START

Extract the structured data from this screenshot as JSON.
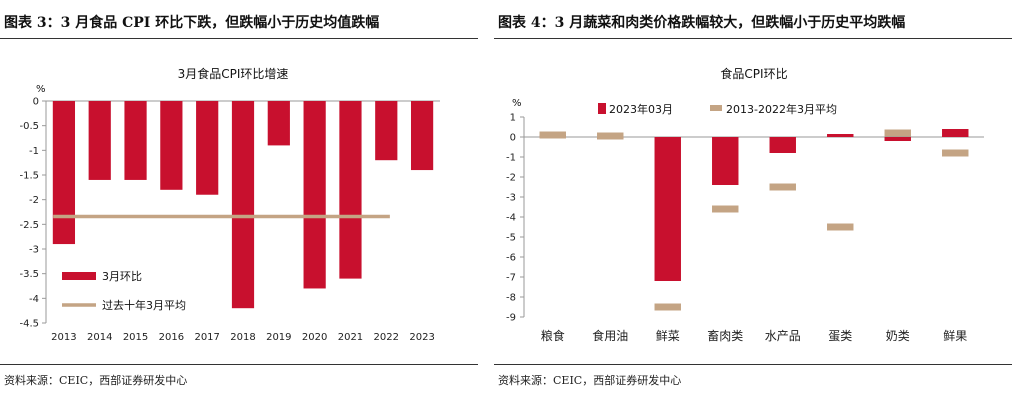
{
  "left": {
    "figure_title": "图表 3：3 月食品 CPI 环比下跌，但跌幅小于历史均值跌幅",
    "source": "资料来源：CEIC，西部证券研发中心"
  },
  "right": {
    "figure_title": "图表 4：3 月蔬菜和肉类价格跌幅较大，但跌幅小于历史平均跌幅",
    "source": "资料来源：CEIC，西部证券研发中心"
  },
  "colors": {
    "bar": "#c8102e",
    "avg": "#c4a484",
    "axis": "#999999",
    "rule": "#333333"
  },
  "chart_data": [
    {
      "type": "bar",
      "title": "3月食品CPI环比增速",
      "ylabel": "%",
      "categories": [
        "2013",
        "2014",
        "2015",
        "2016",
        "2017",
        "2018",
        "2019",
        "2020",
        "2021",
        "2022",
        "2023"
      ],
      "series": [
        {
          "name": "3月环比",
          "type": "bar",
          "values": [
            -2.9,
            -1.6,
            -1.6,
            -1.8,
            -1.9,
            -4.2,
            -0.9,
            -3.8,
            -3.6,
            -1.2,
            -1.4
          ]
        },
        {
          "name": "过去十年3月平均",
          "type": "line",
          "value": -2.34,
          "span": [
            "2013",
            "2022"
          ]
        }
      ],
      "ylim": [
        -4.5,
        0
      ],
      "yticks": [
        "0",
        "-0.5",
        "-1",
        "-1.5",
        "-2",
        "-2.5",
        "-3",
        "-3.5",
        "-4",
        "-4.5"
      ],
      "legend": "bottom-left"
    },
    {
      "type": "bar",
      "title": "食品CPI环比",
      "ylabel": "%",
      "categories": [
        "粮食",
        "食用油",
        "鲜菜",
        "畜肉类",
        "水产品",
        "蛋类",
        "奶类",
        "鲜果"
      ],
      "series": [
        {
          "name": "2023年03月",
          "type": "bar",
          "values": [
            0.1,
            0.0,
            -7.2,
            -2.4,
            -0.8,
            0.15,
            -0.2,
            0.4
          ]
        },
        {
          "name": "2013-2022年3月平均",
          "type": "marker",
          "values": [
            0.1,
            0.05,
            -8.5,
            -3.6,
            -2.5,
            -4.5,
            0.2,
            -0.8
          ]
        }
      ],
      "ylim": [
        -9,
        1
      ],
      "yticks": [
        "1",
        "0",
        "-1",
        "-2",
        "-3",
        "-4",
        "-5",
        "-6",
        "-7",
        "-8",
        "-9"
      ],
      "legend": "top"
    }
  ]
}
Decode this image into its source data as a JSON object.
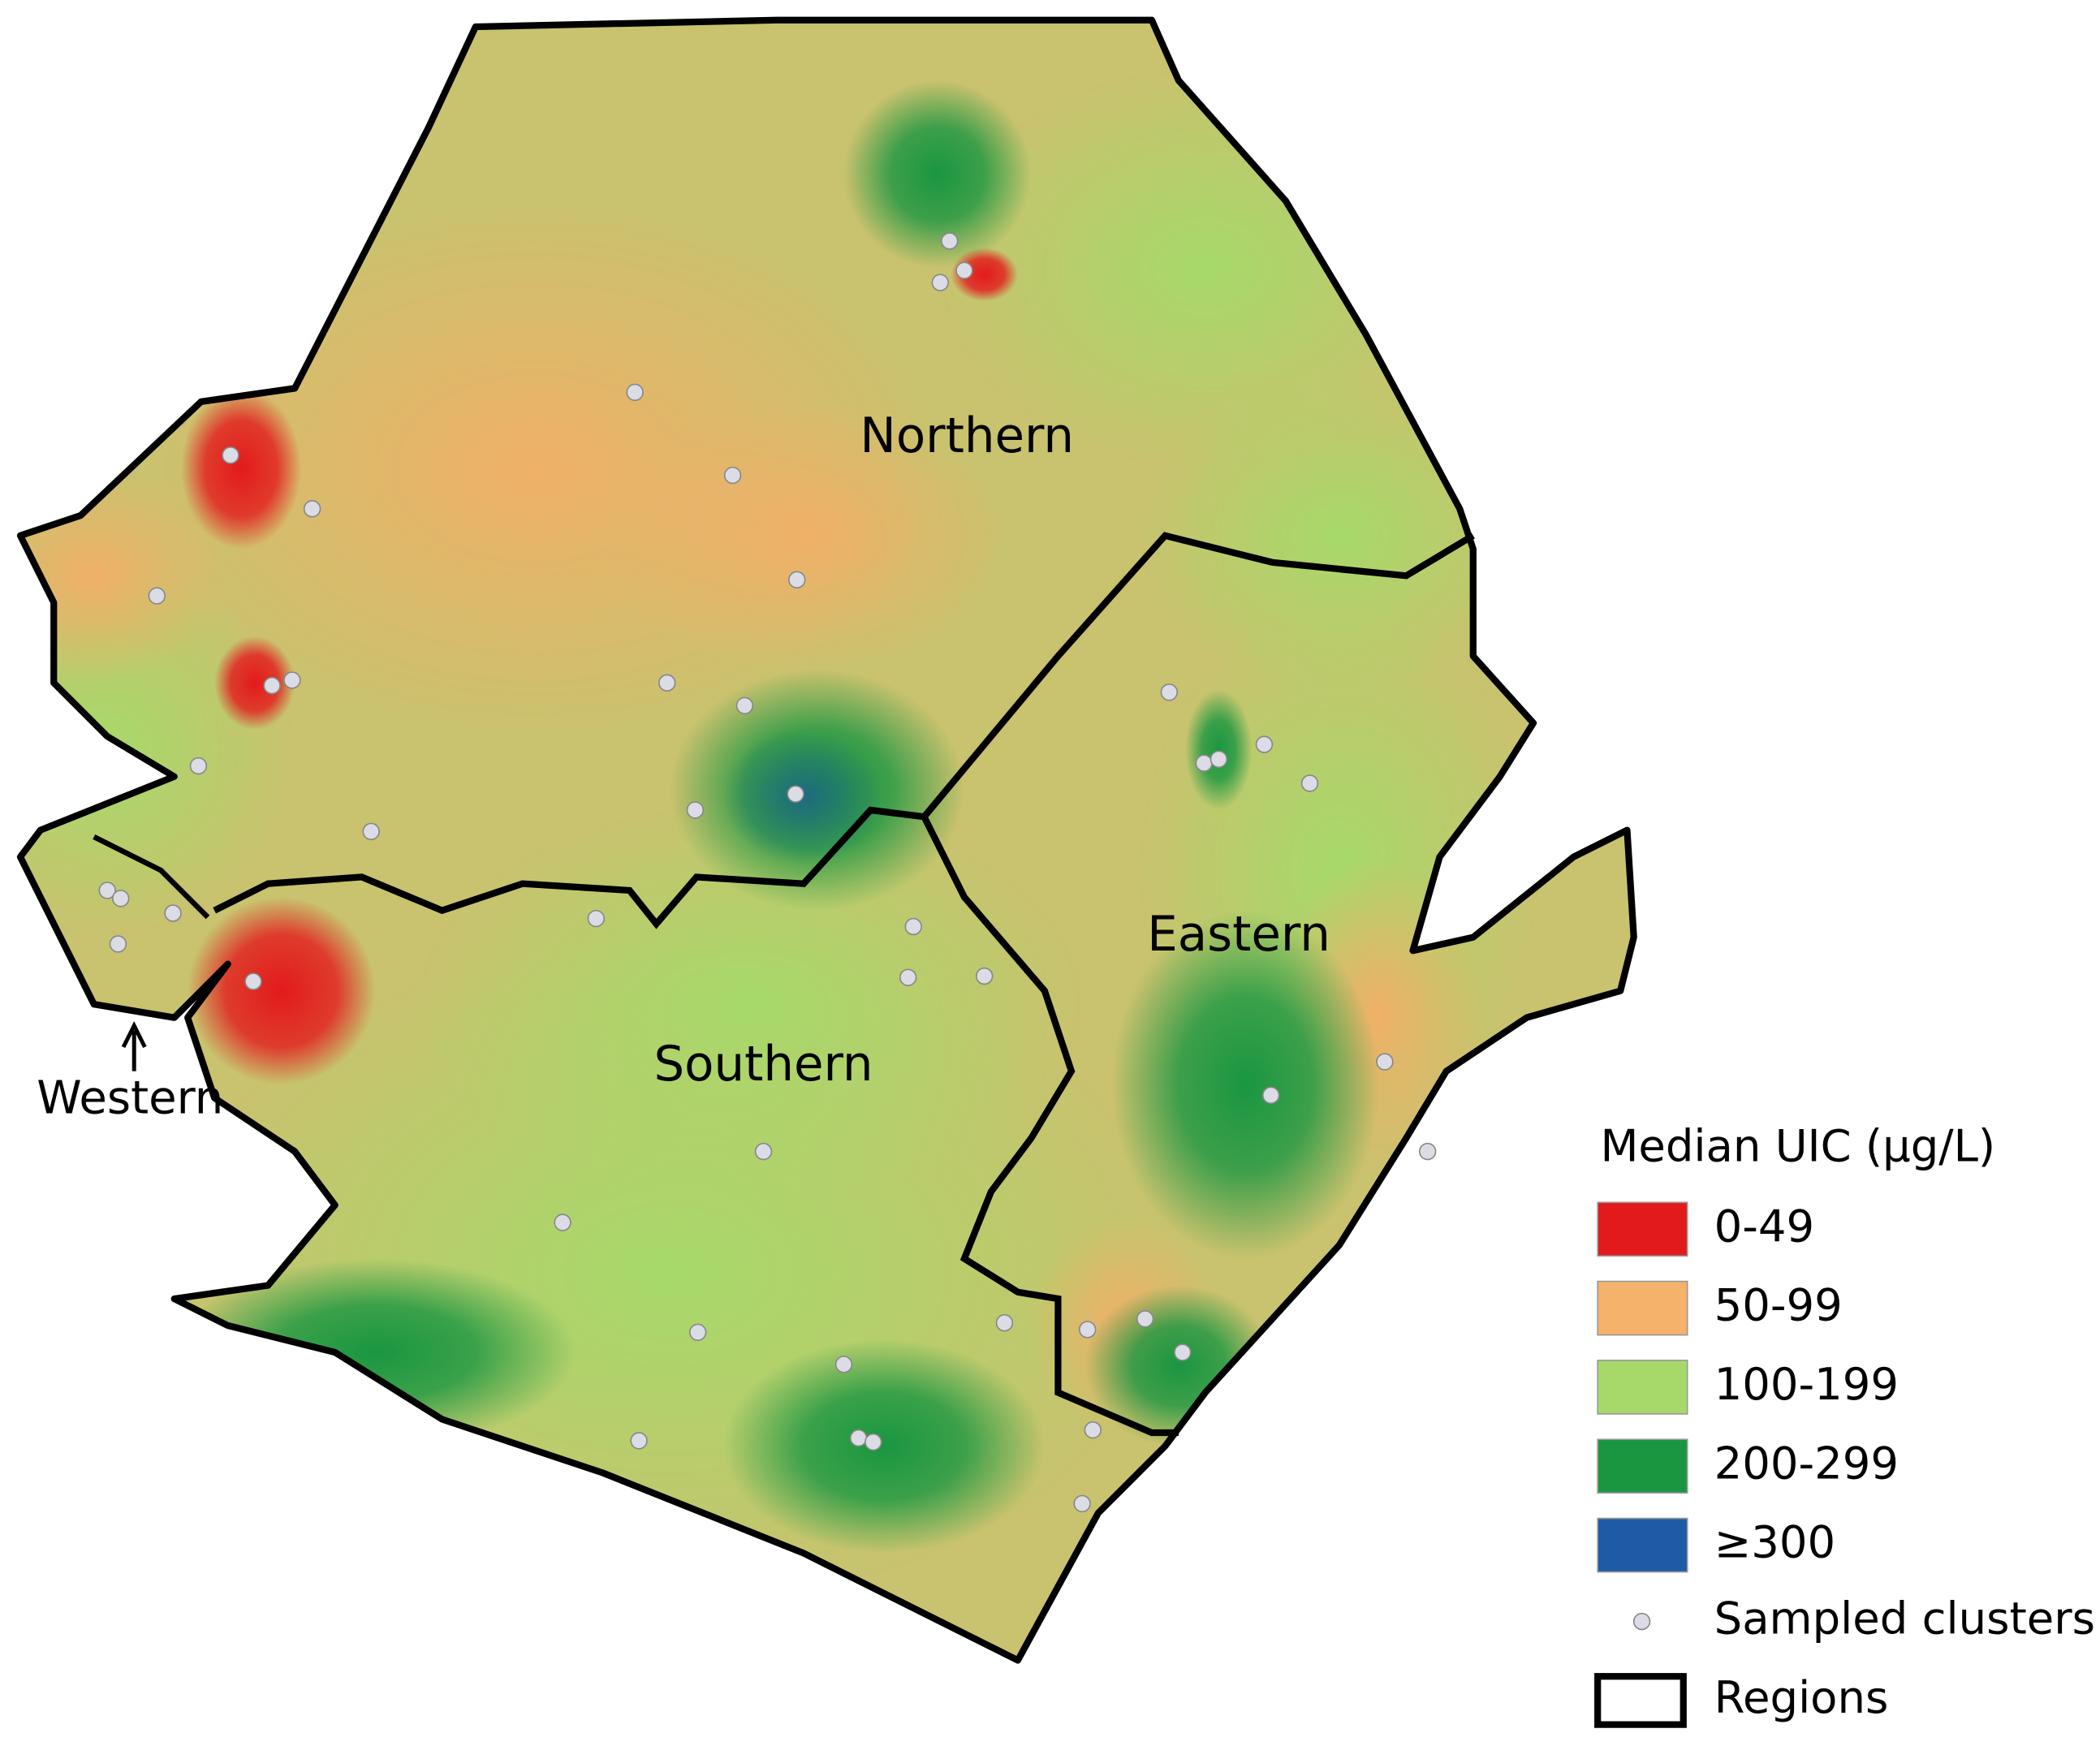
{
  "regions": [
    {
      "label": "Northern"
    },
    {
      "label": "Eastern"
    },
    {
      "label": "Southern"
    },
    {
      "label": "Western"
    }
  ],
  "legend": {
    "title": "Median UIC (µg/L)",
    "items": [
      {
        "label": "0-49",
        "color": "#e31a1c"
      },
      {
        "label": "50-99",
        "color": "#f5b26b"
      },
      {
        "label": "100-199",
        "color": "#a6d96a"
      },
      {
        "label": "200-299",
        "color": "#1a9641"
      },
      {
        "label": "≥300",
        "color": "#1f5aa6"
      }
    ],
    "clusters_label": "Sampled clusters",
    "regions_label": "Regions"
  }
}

END

WORK TO BE COMPLETED: Pictures appear in the records above. Output everything except them, exactly.

ANSWER TO THE PROBLEM:
Extract the structured data from this screenshot as JSON.
{
  "left": {
    "figure_title": "图表 3：3 月食品 CPI 环比下跌，但跌幅小于历史均值跌幅",
    "source": "资料来源：CEIC，西部证券研发中心"
  },
  "right": {
    "figure_title": "图表 4：3 月蔬菜和肉类价格跌幅较大，但跌幅小于历史平均跌幅",
    "source": "资料来源：CEIC，西部证券研发中心"
  },
  "colors": {
    "bar": "#c8102e",
    "avg": "#c4a484",
    "axis": "#999999",
    "rule": "#333333"
  },
  "chart_data": [
    {
      "type": "bar",
      "title": "3月食品CPI环比增速",
      "ylabel": "%",
      "categories": [
        "2013",
        "2014",
        "2015",
        "2016",
        "2017",
        "2018",
        "2019",
        "2020",
        "2021",
        "2022",
        "2023"
      ],
      "series": [
        {
          "name": "3月环比",
          "type": "bar",
          "values": [
            -2.9,
            -1.6,
            -1.6,
            -1.8,
            -1.9,
            -4.2,
            -0.9,
            -3.8,
            -3.6,
            -1.2,
            -1.4
          ]
        },
        {
          "name": "过去十年3月平均",
          "type": "line",
          "value": -2.34,
          "span": [
            "2013",
            "2022"
          ]
        }
      ],
      "ylim": [
        -4.5,
        0
      ],
      "yticks": [
        "0",
        "-0.5",
        "-1",
        "-1.5",
        "-2",
        "-2.5",
        "-3",
        "-3.5",
        "-4",
        "-4.5"
      ],
      "legend": "bottom-left"
    },
    {
      "type": "bar",
      "title": "食品CPI环比",
      "ylabel": "%",
      "categories": [
        "粮食",
        "食用油",
        "鲜菜",
        "畜肉类",
        "水产品",
        "蛋类",
        "奶类",
        "鲜果"
      ],
      "series": [
        {
          "name": "2023年03月",
          "type": "bar",
          "values": [
            0.1,
            0.0,
            -7.2,
            -2.4,
            -0.8,
            0.15,
            -0.2,
            0.4
          ]
        },
        {
          "name": "2013-2022年3月平均",
          "type": "marker",
          "values": [
            0.1,
            0.05,
            -8.5,
            -3.6,
            -2.5,
            -4.5,
            0.2,
            -0.8
          ]
        }
      ],
      "ylim": [
        -9,
        1
      ],
      "yticks": [
        "1",
        "0",
        "-1",
        "-2",
        "-3",
        "-4",
        "-5",
        "-6",
        "-7",
        "-8",
        "-9"
      ],
      "legend": "top"
    }
  ]
}
Decode this image into its source data as a JSON object.
{
  "regions": [
    {
      "label": "Northern"
    },
    {
      "label": "Eastern"
    },
    {
      "label": "Southern"
    },
    {
      "label": "Western"
    }
  ],
  "legend": {
    "title": "Median UIC (µg/L)",
    "items": [
      {
        "label": "0-49",
        "color": "#e31a1c"
      },
      {
        "label": "50-99",
        "color": "#f5b26b"
      },
      {
        "label": "100-199",
        "color": "#a6d96a"
      },
      {
        "label": "200-299",
        "color": "#1a9641"
      },
      {
        "label": "≥300",
        "color": "#1f5aa6"
      }
    ],
    "clusters_label": "Sampled clusters",
    "regions_label": "Regions"
  }
}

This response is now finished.